What is expected
Select every line containing the word "title" from the material, and copy those lines.

Records about charts and figures
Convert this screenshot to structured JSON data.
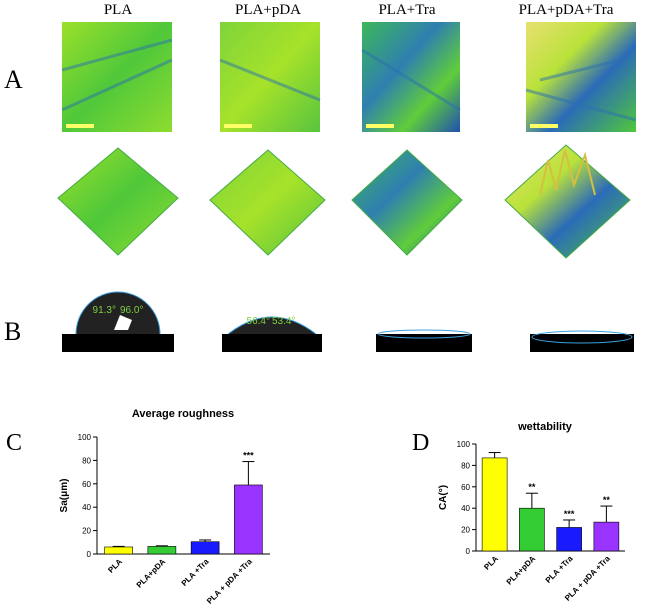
{
  "panel_labels": [
    "A",
    "B",
    "C",
    "D"
  ],
  "columns": [
    "PLA",
    "PLA+pDA",
    "PLA+Tra",
    "PLA+pDA+Tra"
  ],
  "contact_angles": [
    [
      "91.3°",
      "96.0°"
    ],
    [
      "56.4°",
      "53.4°"
    ]
  ],
  "chart_data": [
    {
      "type": "bar",
      "title": "Average roughness",
      "y_label": "Sa(μm)",
      "categories": [
        "PLA",
        "PLA+pDA",
        "PLA +Tra",
        "PLA + pDA +Tra"
      ],
      "values": [
        6,
        6.5,
        10.5,
        59
      ],
      "errors": [
        0.5,
        0.5,
        1.5,
        20
      ],
      "significance": [
        null,
        null,
        null,
        "***"
      ],
      "colors": [
        "#ffff00",
        "#33cc33",
        "#1a1aff",
        "#9933ff"
      ],
      "ylim": [
        0,
        100
      ],
      "yticks": [
        0,
        20,
        40,
        60,
        80,
        100
      ]
    },
    {
      "type": "bar",
      "title": "wettability",
      "y_label": "CA(°)",
      "categories": [
        "PLA",
        "PLA+pDA",
        "PLA +Tra",
        "PLA + pDA +Tra"
      ],
      "values": [
        87,
        40,
        22,
        27
      ],
      "errors": [
        5,
        14,
        7,
        15
      ],
      "significance": [
        null,
        "**",
        "***",
        "**"
      ],
      "colors": [
        "#ffff00",
        "#33cc33",
        "#1a1aff",
        "#9933ff"
      ],
      "ylim": [
        0,
        100
      ],
      "yticks": [
        0,
        20,
        40,
        60,
        80,
        100
      ]
    }
  ]
}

Written response
      "title": "Average roughness",
      "title": "wettability",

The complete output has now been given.